Every record should be written out exactly, please.

######

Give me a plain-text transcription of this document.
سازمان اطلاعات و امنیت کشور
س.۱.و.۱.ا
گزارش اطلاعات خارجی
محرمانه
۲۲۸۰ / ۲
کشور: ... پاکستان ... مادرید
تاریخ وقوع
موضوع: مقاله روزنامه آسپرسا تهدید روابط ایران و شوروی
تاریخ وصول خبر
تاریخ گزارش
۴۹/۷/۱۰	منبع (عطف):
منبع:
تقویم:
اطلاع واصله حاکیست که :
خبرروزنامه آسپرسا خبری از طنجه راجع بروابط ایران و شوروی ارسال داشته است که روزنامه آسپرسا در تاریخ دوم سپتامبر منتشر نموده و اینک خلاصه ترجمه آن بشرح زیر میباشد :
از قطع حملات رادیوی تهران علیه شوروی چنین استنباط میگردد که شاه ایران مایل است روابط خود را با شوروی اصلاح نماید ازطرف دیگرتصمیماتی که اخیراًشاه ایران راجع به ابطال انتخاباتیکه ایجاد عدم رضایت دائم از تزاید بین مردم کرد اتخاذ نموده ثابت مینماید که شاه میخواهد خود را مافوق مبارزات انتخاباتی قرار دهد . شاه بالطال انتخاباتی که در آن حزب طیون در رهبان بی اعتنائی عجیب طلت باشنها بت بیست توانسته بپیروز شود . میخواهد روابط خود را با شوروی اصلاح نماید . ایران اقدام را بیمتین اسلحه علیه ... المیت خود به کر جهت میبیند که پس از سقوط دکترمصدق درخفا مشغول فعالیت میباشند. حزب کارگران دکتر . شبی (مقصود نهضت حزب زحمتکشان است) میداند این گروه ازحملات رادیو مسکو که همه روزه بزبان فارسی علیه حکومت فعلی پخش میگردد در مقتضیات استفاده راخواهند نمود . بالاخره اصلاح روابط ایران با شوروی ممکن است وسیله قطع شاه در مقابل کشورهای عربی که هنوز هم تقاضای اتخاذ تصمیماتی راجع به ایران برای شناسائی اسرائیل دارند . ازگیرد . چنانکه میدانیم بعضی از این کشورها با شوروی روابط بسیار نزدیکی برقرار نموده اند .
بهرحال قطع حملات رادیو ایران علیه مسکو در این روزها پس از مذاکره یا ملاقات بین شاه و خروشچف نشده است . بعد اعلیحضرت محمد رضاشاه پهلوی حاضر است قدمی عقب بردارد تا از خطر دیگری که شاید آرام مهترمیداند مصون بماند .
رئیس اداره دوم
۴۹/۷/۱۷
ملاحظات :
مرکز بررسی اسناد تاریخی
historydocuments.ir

######

• [FULL SOLUTION]
Give me a plain-text transcription of this document.
سازمان اطلاعات و امنیت کشور
س.۱.و.۱.ا
گزارش اطلاعات خارجی
محرمانه
۲۲۸۰ / ۲
کشور: ... پاکستان ... مادرید
تاریخ وقوع
موضوع: مقاله روزنامه آسپرسا تهدید روابط ایران و شوروی
تاریخ وصول خبر
تاریخ گزارش
۴۹/۷/۱۰	منبع (عطف):
منبع:
تقویم:
اطلاع واصله حاکیست که :
خبرروزنامه آسپرسا خبری از طنجه راجع بروابط ایران و شوروی ارسال داشته است که روزنامه آسپرسا در تاریخ دوم سپتامبر منتشر نموده و اینک خلاصه ترجمه آن بشرح زیر میباشد :
از قطع حملات رادیوی تهران علیه شوروی چنین استنباط میگردد که شاه ایران مایل است روابط خود را با شوروی اصلاح نماید ازطرف دیگرتصمیماتی که اخیراًشاه ایران راجع به ابطال انتخاباتیکه ایجاد عدم رضایت دائم از تزاید بین مردم کرد اتخاذ نموده ثابت مینماید که شاه میخواهد خود را مافوق مبارزات انتخاباتی قرار دهد . شاه بالطال انتخاباتی که در آن حزب طیون در رهبان بی اعتنائی عجیب طلت باشنها بت بیست توانسته بپیروز شود . میخواهد روابط خود را با شوروی اصلاح نماید . ایران اقدام را بیمتین اسلحه علیه ... المیت خود به کر جهت میبیند که پس از سقوط دکترمصدق درخفا مشغول فعالیت میباشند. حزب کارگران دکتر . شبی (مقصود نهضت حزب زحمتکشان است) میداند این گروه ازحملات رادیو مسکو که همه روزه بزبان فارسی علیه حکومت فعلی پخش میگردد در مقتضیات استفاده راخواهند نمود . بالاخره اصلاح روابط ایران با شوروی ممکن است وسیله قطع شاه در مقابل کشورهای عربی که هنوز هم تقاضای اتخاذ تصمیماتی راجع به ایران برای شناسائی اسرائیل دارند . ازگیرد . چنانکه میدانیم بعضی از این کشورها با شوروی روابط بسیار نزدیکی برقرار نموده اند .
بهرحال قطع حملات رادیو ایران علیه مسکو در این روزها پس از مذاکره یا ملاقات بین شاه و خروشچف نشده است . بعد اعلیحضرت محمد رضاشاه پهلوی حاضر است قدمی عقب بردارد تا از خطر دیگری که شاید آرام مهترمیداند مصون بماند .
رئیس اداره دوم
۴۹/۷/۱۷
ملاحظات :
مرکز بررسی اسناد تاریخی
historydocuments.ir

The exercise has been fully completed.